Data records:
***
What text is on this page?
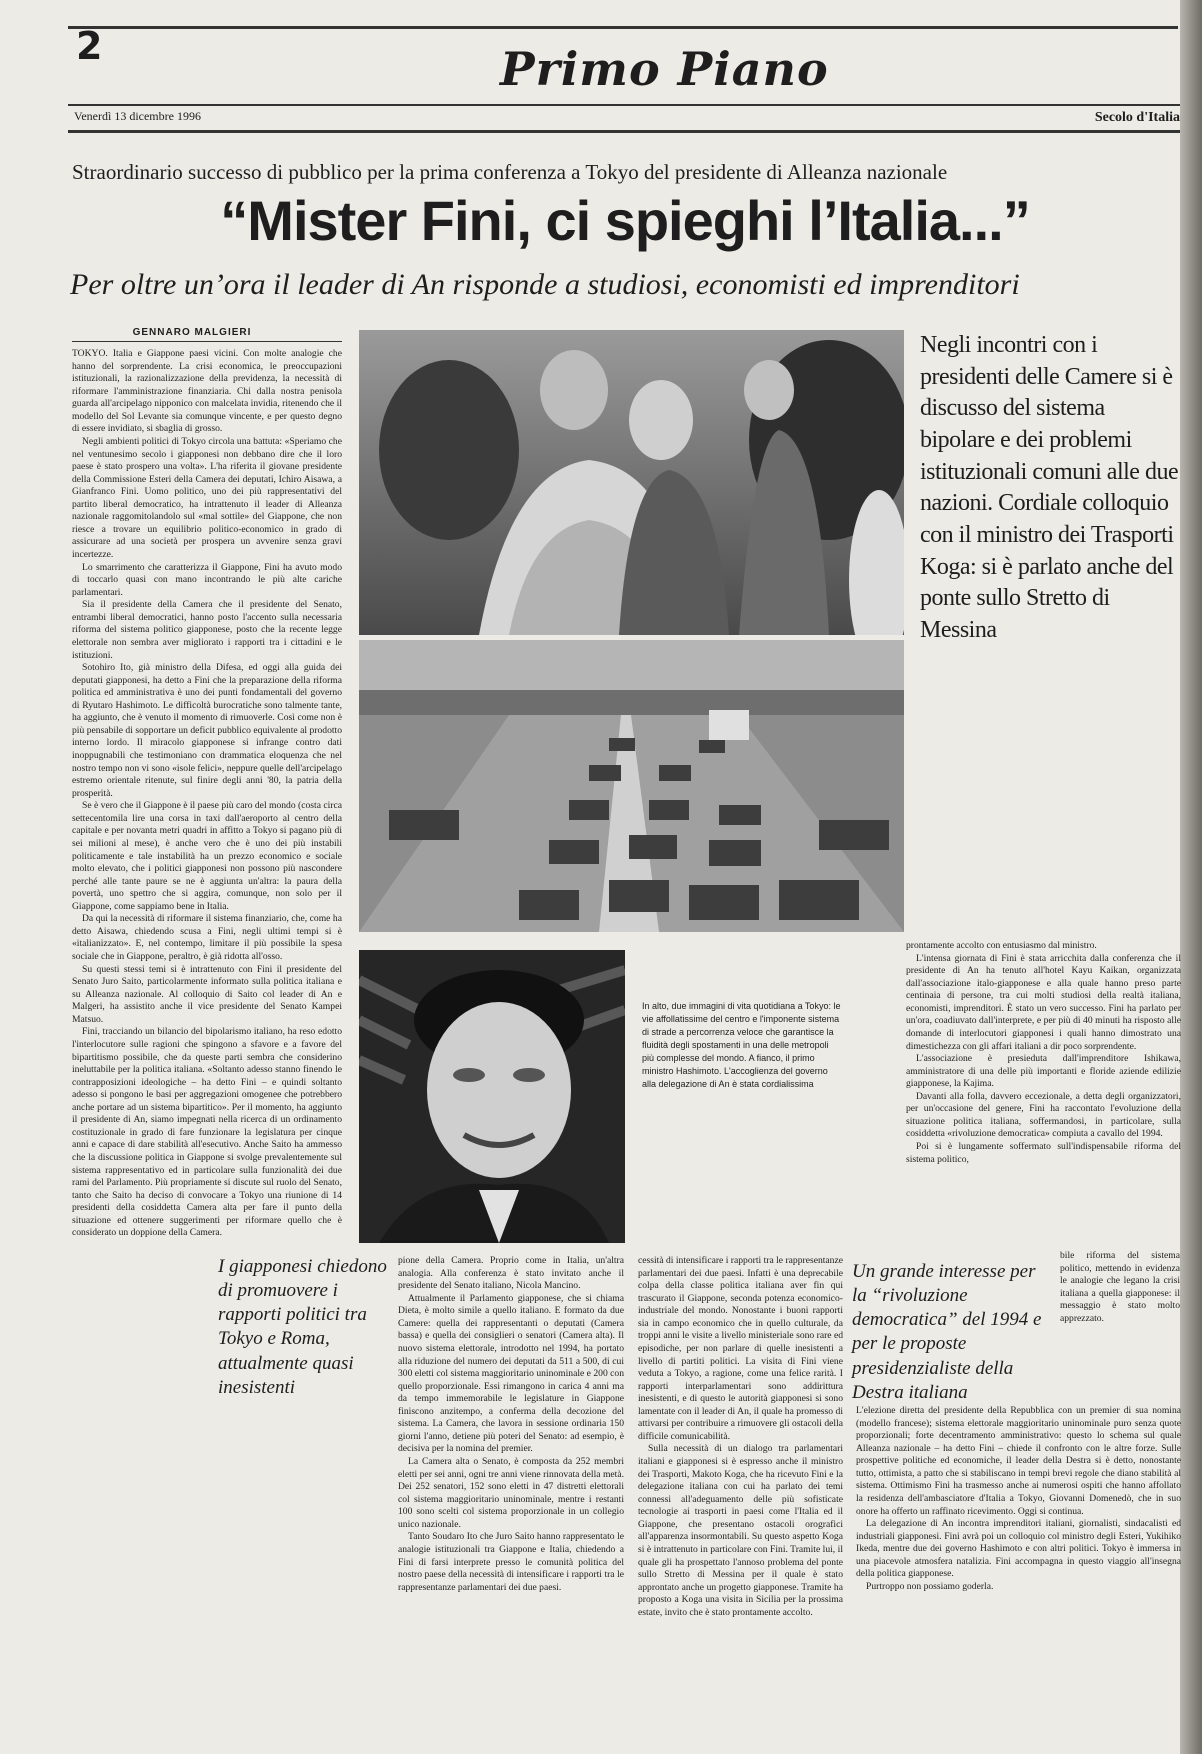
2	Primo Piano
Venerdì 13 dicembre 1996	Secolo d'Italia
Straordinario successo di pubblico per la prima conferenza a Tokyo del presidente di Alleanza nazionale
“Mister Fini, ci spieghi l’Italia...”
Per oltre un’ora il leader di An risponde a studiosi, economisti ed imprenditori
GENNARO MALGIERI

TOKYO. Italia e Giappone paesi vicini. Con molte analogie che hanno del sorprendente. La crisi economica, le preoccupazioni istituzionali, la razionalizzazione della previdenza, la necessità di riformare l'amministrazione finanziaria. Chi dalla nostra penisola guarda all'arcipelago nipponico con malcelata invidia, ritenendo che il modello del Sol Levante sia comunque vincente, e per questo degno di essere invidiato, si sbaglia di grosso.

Negli ambienti politici di Tokyo circola una battuta: «Speriamo che nel ventunesimo secolo i giapponesi non debbano dire che il loro paese è stato prospero una volta». L'ha riferita il giovane presidente della Commissione Esteri della Camera dei deputati, Ichiro Aisawa, a Gianfranco Fini. Uomo politico, uno dei più rappresentativi del partito liberal democratico, ha intrattenuto il leader di Alleanza nazionale raggomitolandolo sul «mal sottile» del Giappone, che non riesce a trovare un equilibrio politico-economico in grado di assicurare ad una società per prospera un avvenire senza gravi incertezze.

Lo smarrimento che caratterizza il Giappone, Fini ha avuto modo di toccarlo quasi con mano incontrando le più alte cariche parlamentari.

Sia il presidente della Camera che il presidente del Senato, entrambi liberal democratici, hanno posto l'accento sulla necessaria riforma del sistema politico giapponese, posto che la recente legge elettorale non sembra aver migliorato i rapporti tra i cittadini e le istituzioni.

Sotohiro Ito, già ministro della Difesa, ed oggi alla guida dei deputati giapponesi, ha detto a Fini che la preparazione della riforma politica ed amministrativa è uno dei punti fondamentali del governo di Ryutaro Hashimoto. Le difficoltà burocratiche sono talmente tante, ha aggiunto, che è venuto il momento di rimuoverle. Così come non è più pensabile di sopportare un deficit pubblico equivalente al prodotto interno lordo. Il miracolo giapponese si infrange contro dati inoppugnabili che testimoniano con drammatica eloquenza che nel nostro tempo non vi sono «isole felici», neppure quelle dell'arcipelago estremo orientale ritenute, sul finire degli anni '80, la patria della prosperità.

Se è vero che il Giappone è il paese più caro del mondo (costa circa settecentomila lire una corsa in taxi dall'aeroporto al centro della capitale e per novanta metri quadri in affitto a Tokyo si pagano più di sei milioni al mese), è anche vero che è uno dei più instabili politicamente e tale instabilità ha un prezzo economico e sociale molto elevato, che i politici giapponesi non possono più nascondere perché alle tante paure se ne è aggiunta un'altra: la paura della povertà, uno spettro che si aggira, comunque, non solo per il Giappone, come sappiamo bene in Italia.

Da qui la necessità di riformare il sistema finanziario, che, come ha detto Aisawa, chiedendo scusa a Fini, negli ultimi tempi si è «italianizzato». E, nel contempo, limitare il più possibile la spesa sociale che in Giappone, peraltro, è già ridotta all'osso.

Su questi stessi temi si è intrattenuto con Fini il presidente del Senato Juro Saito, particolarmente informato sulla politica italiana e su Alleanza nazionale. Al colloquio di Saito col leader di An e Malgeri, ha assistito anche il vice presidente del Senato Kampei Matsuo.

Fini, tracciando un bilancio del bipolarismo italiano, ha reso edotto l'interlocutore sulle ragioni che spingono a sfavore e a favore del bipartitismo possibile, che da queste parti sembra che considerino ineluttabile per la politica italiana. «Soltanto adesso stanno finendo le contrapposizioni ideologiche – ha detto Fini – e quindi soltanto adesso si pongono le basi per aggregazioni omogenee che potrebbero anche portare ad un sistema bipartitico». Per il momento, ha aggiunto il presidente di An, siamo impegnati nella ricerca di un ordinamento costituzionale in grado di fare funzionare la legislatura per cinque anni e capace di dare stabilità all'esecutivo. Anche Saito ha ammesso che la discussione politica in Giappone si svolge prevalentemente sul sistema rappresentativo ed in particolare sulla funzionalità dei due rami del Parlamento. Più propriamente si discute sul ruolo del Senato, tanto che Saito ha deciso di convocare a Tokyo una riunione di 14 presidenti della cosiddetta Camera alta per fare il punto della situazione ed ottenere suggerimenti per riformare quello che è considerato un doppione della Camera.

Negli incontri con i presidenti delle Camere si è discusso del sistema bipolare e dei problemi istituzionali comuni alle due nazioni. Cordiale colloquio con il ministro dei Trasporti Koga: si è parlato anche del ponte sullo Stretto di Messina
In alto, due immagini di vita quotidiana a Tokyo: le vie affollatissime del centro e l'imponente sistema di strade a percorrenza veloce che garantisce la fluidità degli spostamenti in una delle metropoli più complesse del mondo. A fianco, il primo ministro Hashimoto. L'accoglienza del governo alla delegazione di An è stata cordialissima

prontamente accolto con entusiasmo dal ministro.

L'intensa giornata di Fini è stata arricchita dalla conferenza che il presidente di An ha tenuto all'hotel Kayu Kaikan, organizzata dall'associazione italo-giapponese e alla quale hanno preso parte centinaia di persone, tra cui molti studiosi della realtà italiana, economisti, imprenditori. È stato un vero successo. Fini ha parlato per un'ora, coadiuvato dall'interprete, e per più di 40 minuti ha risposto alle domande di interlocutori giapponesi i quali hanno dimostrato una dimestichezza con gli affari italiani a dir poco sorprendente.

L'associazione è presieduta dall'imprenditore Ishikawa, amministratore di una delle più importanti e floride aziende edilizie giapponese, la Kajima.

Davanti alla folla, davvero eccezionale, a detta degli organizzatori, per un'occasione del genere, Fini ha raccontato l'evoluzione della situazione politica italiana, soffermandosi, in particolare, sulla cosiddetta «rivoluzione democratica» compiuta a cavallo del 1994.

Poi si è lungamente soffermato sull'indispensabile riforma del sistema politico,

I giapponesi chiedono di promuovere i rapporti politici tra Tokyo e Roma, attualmente quasi inesistenti

pione della Camera. Proprio come in Italia, un'altra analogia. Alla conferenza è stato invitato anche il presidente del Senato italiano, Nicola Mancino.

Attualmente il Parlamento giapponese, che si chiama Dieta, è molto simile a quello italiano. E formato da due Camere: quella dei rappresentanti o deputati (Camera bassa) e quella dei consiglieri o senatori (Camera alta). Il nuovo sistema elettorale, introdotto nel 1994, ha portato alla riduzione del numero dei deputati da 511 a 500, di cui 300 eletti col sistema maggioritario uninominale e 200 con quello proporzionale. Essi rimangono in carica 4 anni ma da tempo immemorabile le legislature in Giappone finiscono anzitempo, a conferma della decozione del sistema. La Camera, che lavora in sessione ordinaria 150 giorni l'anno, detiene più poteri del Senato: ad esempio, è decisiva per la nomina del premier.

La Camera alta o Senato, è composta da 252 membri eletti per sei anni, ogni tre anni viene rinnovata della metà. Dei 252 senatori, 152 sono eletti in 47 distretti elettorali col sistema maggioritario uninominale, mentre i restanti 100 sono scelti col sistema proporzionale in un collegio unico nazionale.

Tanto Soudaro Ito che Juro Saito hanno rappresentato le analogie istituzionali tra Giappone e Italia, chiedendo a Fini di farsi interprete presso le comunità politica del nostro paese della necessità di intensificare i rapporti tra le rappresentanze parlamentari dei due paesi.

cessità di intensificare i rapporti tra le rappresentanze parlamentari dei due paesi. Infatti è una deprecabile colpa della classe politica italiana aver fin qui trascurato il Giappone, seconda potenza economico-industriale del mondo. Nonostante i buoni rapporti sia in campo economico che in quello culturale, da troppi anni le visite a livello ministeriale sono rare ed episodiche, per non parlare di quelle inesistenti a livello di partiti politici. La visita di Fini viene veduta a Tokyo, a ragione, come una felice rarità. I rapporti interparlamentari sono addirittura inesistenti, e di questo le autorità giapponesi si sono lamentate con il leader di An, il quale ha promesso di attivarsi per contribuire a rimuovere gli ostacoli della difficile comunicabilità.

Sulla necessità di un dialogo tra parlamentari italiani e giapponesi si è espresso anche il ministro dei Trasporti, Makoto Koga, che ha ricevuto Fini e la delegazione italiana con cui ha parlato dei temi connessi all'adeguamento delle più sofisticate tecnologie ai trasporti in paesi come l'Italia ed il Giappone, che presentano ostacoli orografici all'apparenza insormontabili. Su questo aspetto Koga si è intrattenuto in particolare con Fini. Tramite lui, il quale gli ha prospettato l'annoso problema del ponte sullo Stretto di Messina per il quale è stato approntato anche un progetto giapponese. Tramite ha proposto a Koga una visita in Sicilia per la prossima estate, invito che è stato prontamente accolto.

Un grande interesse per la “rivoluzione democratica” del 1994 e per le proposte presidenzialiste della Destra italiana

bile riforma del sistema politico, mettendo in evidenza le analogie che legano la crisi italiana a quella giapponese: il messaggio è stato molto apprezzato.

L'elezione diretta del presidente della Repubblica con un premier di sua nomina (modello francese); sistema elettorale maggioritario uninominale puro senza quote proporzionali; forte decentramento amministrativo: questo lo schema sul quale Alleanza nazionale – ha detto Fini – chiede il confronto con le altre forze. Sulle prospettive politiche ed economiche, il leader della Destra si è detto, nonostante tutto, ottimista, a patto che si stabiliscano in tempi brevi regole che diano stabilità al sistema. Ottimismo Fini ha trasmesso anche ai numerosi ospiti che hanno affollato la residenza dell'ambasciatore d'Italia a Tokyo, Giovanni Domenedò, che in suo onore ha offerto un raffinato ricevimento. Oggi si continua.

La delegazione di An incontra imprenditori italiani, giornalisti, sindacalisti ed industriali giapponesi. Fini avrà poi un colloquio col ministro degli Esteri, Yukihiko Ikeda, mentre due dei governo Hashimoto e con altri politici. Tokyo è immersa in una piacevole atmosfera natalizia. Fini accompagna in questo viaggio all'insegna della politica giapponese.

Purtroppo non possiamo goderla.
***
- _Written task_
Show each line of the data that contains the string "situazione".

- _Response to this exercise_
Fini, tracciando un bilancio del bipolarismo italiano, ha reso edotto l'interlocutore sulle ragioni che spingono a sfavore e a favore del bipartitismo possibile, che da queste parti sembra che considerino ineluttabile per la politica italiana. «Soltanto adesso stanno finendo le contrapposizioni ideologiche – ha detto Fini – e quindi soltanto adesso si pongono le basi per aggregazioni omogenee che potrebbero anche portare ad un sistema bipartitico». Per il momento, ha aggiunto il presidente di An, siamo impegnati nella ricerca di un ordinamento costituzionale in grado di fare funzionare la legislatura per cinque anni e capace di dare stabilità all'esecutivo. Anche Saito ha ammesso che la discussione politica in Giappone si svolge prevalentemente sul sistema rappresentativo ed in particolare sulla funzionalità dei due rami del Parlamento. Più propriamente si discute sul ruolo del Senato, tanto che Saito ha deciso di convocare a Tokyo una riunione di 14 presidenti della cosiddetta Camera alta per fare il punto della situazione ed ottenere suggerimenti per riformare quello che è considerato un doppione della Camera.
Davanti alla folla, davvero eccezionale, a detta degli organizzatori, per un'occasione del genere, Fini ha raccontato l'evoluzione della situazione politica italiana, soffermandosi, in particolare, sulla cosiddetta «rivoluzione democratica» compiuta a cavallo del 1994.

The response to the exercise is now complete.